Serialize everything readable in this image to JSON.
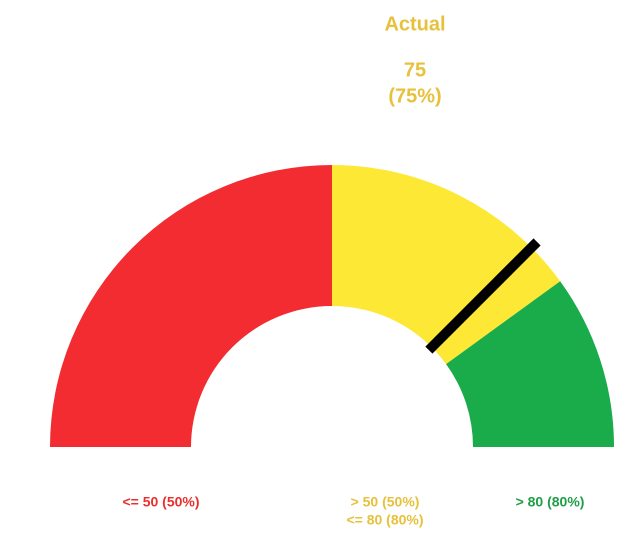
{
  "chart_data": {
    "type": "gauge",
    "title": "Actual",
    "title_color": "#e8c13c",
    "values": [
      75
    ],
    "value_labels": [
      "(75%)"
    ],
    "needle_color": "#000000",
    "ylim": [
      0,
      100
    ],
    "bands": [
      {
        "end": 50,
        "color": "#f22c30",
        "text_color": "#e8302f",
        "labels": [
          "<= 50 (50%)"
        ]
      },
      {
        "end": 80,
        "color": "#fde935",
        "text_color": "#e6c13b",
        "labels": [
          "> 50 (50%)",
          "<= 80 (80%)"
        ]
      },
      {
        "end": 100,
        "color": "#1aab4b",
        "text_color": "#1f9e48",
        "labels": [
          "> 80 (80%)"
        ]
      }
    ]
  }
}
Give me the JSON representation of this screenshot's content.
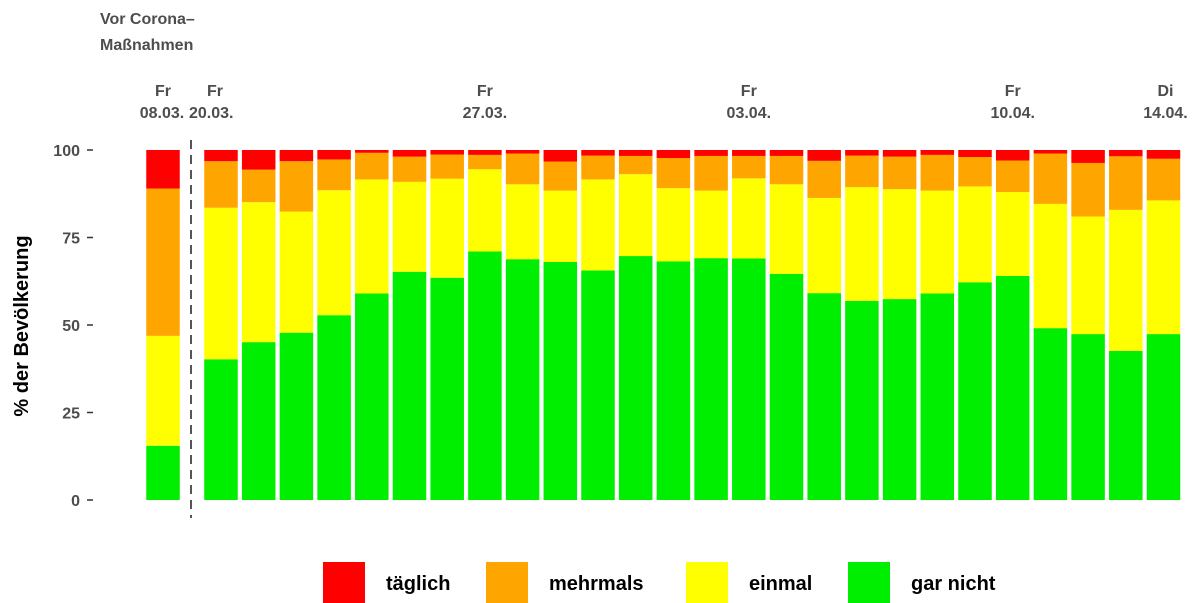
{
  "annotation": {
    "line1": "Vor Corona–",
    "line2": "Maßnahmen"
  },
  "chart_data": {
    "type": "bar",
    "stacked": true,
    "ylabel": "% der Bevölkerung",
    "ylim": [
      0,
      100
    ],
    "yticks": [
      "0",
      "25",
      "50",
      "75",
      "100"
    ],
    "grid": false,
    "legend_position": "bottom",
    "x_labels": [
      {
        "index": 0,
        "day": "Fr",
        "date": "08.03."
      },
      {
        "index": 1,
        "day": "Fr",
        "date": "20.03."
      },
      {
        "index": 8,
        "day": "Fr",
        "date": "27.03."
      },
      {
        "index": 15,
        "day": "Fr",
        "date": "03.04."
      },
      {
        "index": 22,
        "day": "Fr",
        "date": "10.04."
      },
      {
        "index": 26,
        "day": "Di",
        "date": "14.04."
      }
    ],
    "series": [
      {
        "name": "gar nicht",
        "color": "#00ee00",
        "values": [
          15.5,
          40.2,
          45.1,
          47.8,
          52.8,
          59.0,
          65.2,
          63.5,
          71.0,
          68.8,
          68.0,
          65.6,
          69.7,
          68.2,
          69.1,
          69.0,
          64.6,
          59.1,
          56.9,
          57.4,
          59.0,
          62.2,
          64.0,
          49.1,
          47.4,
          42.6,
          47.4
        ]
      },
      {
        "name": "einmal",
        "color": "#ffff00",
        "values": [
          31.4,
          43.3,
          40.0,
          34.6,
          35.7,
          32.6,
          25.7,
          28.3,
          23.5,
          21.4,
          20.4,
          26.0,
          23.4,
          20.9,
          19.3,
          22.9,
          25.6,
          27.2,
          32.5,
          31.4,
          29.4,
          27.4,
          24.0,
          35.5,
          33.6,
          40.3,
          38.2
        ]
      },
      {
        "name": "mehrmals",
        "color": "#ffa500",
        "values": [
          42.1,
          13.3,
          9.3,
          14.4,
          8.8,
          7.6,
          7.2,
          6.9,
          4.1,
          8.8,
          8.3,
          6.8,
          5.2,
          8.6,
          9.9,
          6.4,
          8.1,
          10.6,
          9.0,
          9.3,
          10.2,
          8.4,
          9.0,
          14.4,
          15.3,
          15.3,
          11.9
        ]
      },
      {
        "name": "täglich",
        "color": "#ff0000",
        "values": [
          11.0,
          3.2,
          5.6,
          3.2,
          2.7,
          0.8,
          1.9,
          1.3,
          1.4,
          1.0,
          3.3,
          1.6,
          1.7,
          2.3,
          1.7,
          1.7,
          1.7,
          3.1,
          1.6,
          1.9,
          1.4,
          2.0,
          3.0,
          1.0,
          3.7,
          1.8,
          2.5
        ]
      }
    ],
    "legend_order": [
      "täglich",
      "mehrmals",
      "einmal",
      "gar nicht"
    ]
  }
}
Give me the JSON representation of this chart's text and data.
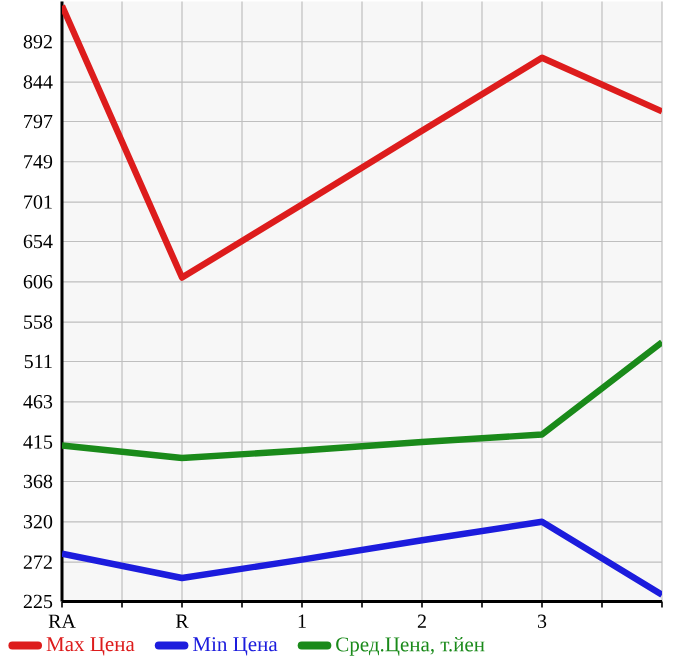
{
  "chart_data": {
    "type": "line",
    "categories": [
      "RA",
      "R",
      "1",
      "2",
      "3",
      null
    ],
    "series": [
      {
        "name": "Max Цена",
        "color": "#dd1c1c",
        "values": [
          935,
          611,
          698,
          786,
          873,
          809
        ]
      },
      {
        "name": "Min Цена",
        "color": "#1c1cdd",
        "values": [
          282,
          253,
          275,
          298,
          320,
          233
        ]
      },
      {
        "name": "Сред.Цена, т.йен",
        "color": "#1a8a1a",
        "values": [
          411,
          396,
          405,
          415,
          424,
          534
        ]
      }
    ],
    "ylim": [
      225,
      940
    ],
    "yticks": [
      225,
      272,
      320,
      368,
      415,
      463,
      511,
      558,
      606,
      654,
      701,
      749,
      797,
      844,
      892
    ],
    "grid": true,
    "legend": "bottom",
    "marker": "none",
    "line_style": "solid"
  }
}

━━━━━━━━━━━━━━━━

_TO BE DONE:_ Extract, from the material above, each line holding the word "bottom".

_RESULT OF THE TASK:_
    "legend_position": "bottom",
    "legend": "bottom",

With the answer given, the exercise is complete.